⟨

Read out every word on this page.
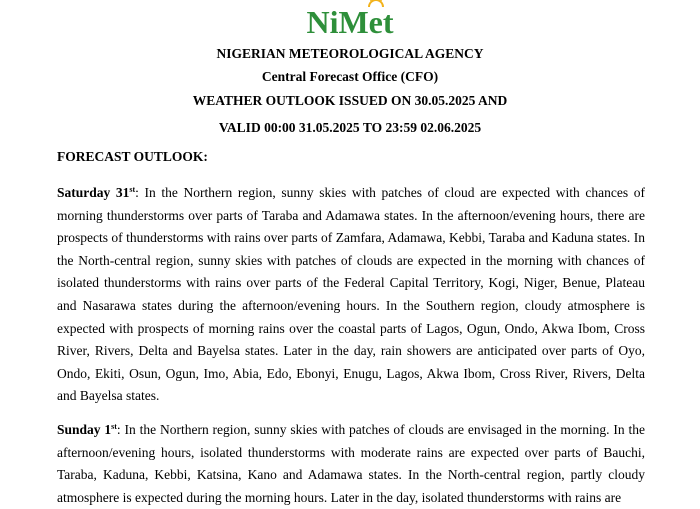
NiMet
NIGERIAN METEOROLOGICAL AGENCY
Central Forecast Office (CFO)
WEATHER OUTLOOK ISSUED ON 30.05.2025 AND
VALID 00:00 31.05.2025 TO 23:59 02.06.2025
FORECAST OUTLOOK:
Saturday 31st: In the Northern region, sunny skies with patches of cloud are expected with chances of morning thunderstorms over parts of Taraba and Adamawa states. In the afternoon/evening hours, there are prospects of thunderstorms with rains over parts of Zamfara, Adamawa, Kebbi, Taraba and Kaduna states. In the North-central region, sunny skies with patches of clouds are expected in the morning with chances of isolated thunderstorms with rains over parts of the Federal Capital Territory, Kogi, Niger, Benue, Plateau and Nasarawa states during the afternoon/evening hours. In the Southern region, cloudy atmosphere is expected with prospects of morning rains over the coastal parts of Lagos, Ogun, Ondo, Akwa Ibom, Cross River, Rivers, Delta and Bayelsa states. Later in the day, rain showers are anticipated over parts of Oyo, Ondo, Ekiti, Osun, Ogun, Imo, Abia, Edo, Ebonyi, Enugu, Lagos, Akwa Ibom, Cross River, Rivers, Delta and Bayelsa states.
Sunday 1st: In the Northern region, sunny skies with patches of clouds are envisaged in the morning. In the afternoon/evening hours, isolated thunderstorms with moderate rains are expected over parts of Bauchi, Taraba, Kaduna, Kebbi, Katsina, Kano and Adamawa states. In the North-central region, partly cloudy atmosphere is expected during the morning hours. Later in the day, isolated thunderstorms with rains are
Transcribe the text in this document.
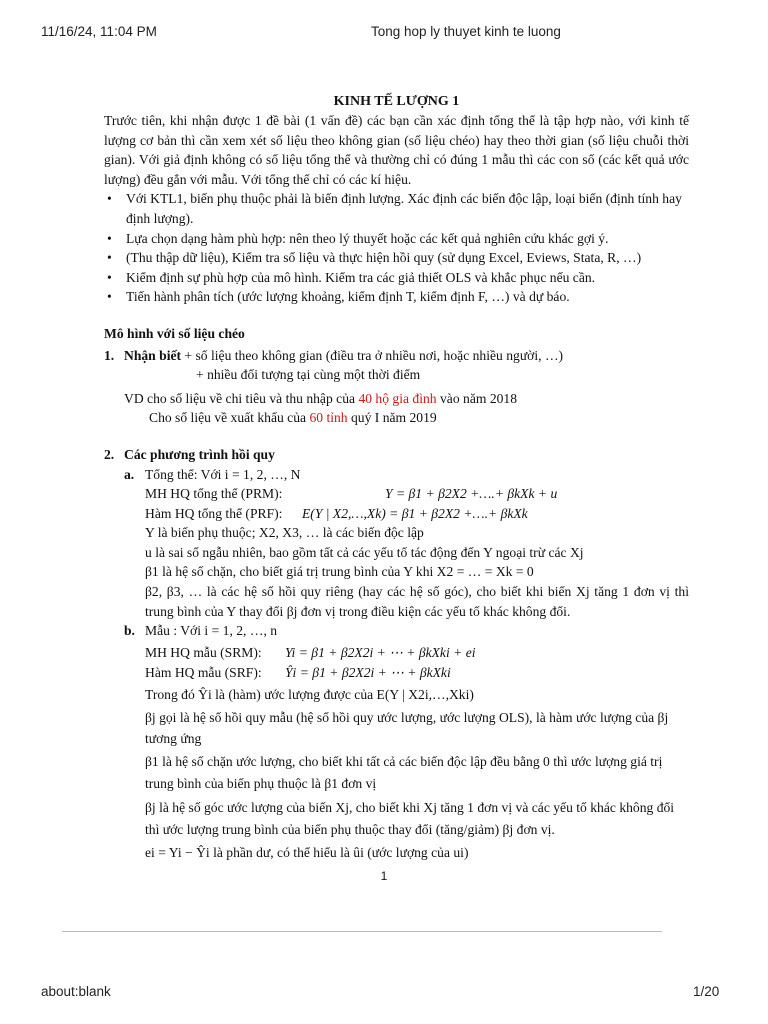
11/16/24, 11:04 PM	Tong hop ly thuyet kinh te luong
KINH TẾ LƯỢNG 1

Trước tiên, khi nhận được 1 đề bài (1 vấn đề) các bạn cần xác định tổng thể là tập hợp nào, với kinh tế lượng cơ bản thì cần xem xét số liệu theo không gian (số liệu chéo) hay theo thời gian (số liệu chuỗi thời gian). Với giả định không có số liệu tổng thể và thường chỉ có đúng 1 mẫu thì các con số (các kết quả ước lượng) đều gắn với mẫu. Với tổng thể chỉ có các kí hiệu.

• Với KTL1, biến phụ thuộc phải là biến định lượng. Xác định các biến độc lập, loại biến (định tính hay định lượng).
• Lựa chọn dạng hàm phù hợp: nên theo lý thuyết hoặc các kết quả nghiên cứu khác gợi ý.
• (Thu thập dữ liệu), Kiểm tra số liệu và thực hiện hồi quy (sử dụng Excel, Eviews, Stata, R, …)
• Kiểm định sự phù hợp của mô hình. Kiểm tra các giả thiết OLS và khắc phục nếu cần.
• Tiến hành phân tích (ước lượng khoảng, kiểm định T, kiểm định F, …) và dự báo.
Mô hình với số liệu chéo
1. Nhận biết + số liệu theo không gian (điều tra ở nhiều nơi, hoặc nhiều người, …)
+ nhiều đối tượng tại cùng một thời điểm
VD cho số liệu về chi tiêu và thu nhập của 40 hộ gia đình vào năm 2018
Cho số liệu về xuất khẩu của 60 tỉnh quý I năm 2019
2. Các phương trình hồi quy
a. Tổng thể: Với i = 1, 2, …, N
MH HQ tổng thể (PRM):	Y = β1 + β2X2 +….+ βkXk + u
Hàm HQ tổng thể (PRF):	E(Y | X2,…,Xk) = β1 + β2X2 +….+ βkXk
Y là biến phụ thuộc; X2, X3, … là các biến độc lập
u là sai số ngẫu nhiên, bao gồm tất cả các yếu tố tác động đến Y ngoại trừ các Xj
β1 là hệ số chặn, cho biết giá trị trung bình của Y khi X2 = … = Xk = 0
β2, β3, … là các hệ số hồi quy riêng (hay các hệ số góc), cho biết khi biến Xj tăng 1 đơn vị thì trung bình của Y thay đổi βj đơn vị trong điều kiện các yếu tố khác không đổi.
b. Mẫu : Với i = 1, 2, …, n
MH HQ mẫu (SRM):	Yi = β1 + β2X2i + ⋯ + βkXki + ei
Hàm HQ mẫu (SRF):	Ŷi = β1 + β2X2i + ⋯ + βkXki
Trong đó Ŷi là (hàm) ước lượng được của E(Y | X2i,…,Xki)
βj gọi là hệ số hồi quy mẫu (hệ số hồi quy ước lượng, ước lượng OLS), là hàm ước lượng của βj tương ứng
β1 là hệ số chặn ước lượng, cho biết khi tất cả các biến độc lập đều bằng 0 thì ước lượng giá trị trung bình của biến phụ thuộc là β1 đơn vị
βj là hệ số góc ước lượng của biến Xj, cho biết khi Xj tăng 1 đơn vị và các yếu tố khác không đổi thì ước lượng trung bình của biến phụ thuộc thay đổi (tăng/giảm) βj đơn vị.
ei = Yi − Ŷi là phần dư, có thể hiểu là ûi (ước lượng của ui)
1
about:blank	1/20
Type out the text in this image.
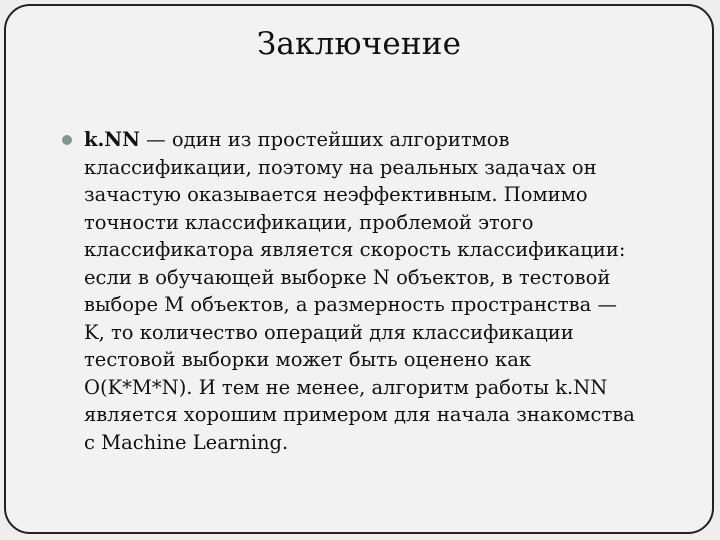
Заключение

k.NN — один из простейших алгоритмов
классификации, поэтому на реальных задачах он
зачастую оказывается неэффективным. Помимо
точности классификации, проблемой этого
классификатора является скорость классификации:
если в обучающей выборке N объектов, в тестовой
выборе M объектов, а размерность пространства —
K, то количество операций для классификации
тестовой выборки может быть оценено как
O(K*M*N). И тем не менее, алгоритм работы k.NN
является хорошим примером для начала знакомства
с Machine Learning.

⟩
⟨

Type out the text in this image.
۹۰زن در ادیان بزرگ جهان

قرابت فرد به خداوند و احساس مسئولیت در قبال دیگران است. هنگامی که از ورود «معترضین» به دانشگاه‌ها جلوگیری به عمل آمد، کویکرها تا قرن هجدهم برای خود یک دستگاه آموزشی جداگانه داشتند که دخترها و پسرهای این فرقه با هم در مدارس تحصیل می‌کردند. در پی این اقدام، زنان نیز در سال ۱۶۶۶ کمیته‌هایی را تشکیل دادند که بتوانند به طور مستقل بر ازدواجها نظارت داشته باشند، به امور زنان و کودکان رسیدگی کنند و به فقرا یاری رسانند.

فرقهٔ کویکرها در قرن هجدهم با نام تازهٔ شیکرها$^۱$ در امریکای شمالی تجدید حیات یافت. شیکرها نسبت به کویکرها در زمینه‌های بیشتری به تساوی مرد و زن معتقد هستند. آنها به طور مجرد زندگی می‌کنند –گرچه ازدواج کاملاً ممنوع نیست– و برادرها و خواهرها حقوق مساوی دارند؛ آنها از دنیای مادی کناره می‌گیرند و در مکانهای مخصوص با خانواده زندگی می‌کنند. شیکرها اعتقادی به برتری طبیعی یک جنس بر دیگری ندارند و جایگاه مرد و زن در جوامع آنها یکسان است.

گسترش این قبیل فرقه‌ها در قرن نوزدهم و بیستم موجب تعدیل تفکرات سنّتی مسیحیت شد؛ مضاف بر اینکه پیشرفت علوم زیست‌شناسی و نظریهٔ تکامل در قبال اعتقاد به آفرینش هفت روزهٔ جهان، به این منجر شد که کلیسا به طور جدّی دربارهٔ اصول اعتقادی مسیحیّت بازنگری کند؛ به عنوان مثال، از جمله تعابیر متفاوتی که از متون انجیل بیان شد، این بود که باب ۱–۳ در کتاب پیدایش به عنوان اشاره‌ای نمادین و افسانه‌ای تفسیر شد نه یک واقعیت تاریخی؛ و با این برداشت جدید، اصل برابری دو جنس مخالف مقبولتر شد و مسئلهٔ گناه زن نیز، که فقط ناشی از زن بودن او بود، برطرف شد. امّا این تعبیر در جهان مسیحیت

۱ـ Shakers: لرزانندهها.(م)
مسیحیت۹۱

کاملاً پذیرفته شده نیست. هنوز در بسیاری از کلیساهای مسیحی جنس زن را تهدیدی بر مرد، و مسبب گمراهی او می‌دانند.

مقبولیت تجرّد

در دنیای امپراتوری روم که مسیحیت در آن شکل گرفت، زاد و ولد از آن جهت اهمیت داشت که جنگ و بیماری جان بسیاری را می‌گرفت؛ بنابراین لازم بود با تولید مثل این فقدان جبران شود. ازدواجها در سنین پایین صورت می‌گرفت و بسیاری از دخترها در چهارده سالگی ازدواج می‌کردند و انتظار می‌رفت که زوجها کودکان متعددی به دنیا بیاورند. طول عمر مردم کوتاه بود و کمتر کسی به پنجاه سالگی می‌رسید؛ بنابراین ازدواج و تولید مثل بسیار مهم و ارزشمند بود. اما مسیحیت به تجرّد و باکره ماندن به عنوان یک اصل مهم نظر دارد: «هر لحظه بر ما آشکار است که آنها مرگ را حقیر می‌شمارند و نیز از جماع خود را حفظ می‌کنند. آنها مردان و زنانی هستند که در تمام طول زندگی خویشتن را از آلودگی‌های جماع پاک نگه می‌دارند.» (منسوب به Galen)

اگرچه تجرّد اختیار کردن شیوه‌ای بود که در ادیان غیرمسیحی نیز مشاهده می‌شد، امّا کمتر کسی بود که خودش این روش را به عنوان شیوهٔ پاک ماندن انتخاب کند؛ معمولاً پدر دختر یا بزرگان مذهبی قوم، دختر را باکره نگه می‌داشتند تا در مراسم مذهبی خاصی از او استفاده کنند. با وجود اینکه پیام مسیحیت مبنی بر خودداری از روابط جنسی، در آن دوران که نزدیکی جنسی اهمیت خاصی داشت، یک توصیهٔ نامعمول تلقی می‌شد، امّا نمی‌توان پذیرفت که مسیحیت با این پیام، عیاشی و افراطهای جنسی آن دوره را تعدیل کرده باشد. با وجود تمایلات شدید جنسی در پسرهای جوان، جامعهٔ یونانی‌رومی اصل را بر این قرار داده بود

⟩

Extract every line that has the string "region" in it.

**Answer to the exercise:**
Saturday 31st: In the Northern region, sunny skies with patches of cloud are expected with chances of morning thunderstorms over parts of Taraba and Adamawa states. In the afternoon/evening hours, there are prospects of thunderstorms with rains over parts of Zamfara, Adamawa, Kebbi, Taraba and Kaduna states. In the North-central region, sunny skies with patches of clouds are expected in the morning with chances of isolated thunderstorms with rains over parts of the Federal Capital Territory, Kogi, Niger, Benue, Plateau and Nasarawa states during the afternoon/evening hours. In the Southern region, cloudy atmosphere is expected with prospects of morning rains over the coastal parts of Lagos, Ogun, Ondo, Akwa Ibom, Cross River, Rivers, Delta and Bayelsa states. Later in the day, rain showers are anticipated over parts of Oyo, Ondo, Ekiti, Osun, Ogun, Imo, Abia, Edo, Ebonyi, Enugu, Lagos, Akwa Ibom, Cross River, Rivers, Delta and Bayelsa states.
Sunday 1st: In the Northern region, sunny skies with patches of clouds are envisaged in the morning. In the afternoon/evening hours, isolated thunderstorms with moderate rains are expected over parts of Bauchi, Taraba, Kaduna, Kebbi, Katsina, Kano and Adamawa states. In the North-central region, partly cloudy atmosphere is expected during the morning hours. Later in the day, isolated thunderstorms with rains are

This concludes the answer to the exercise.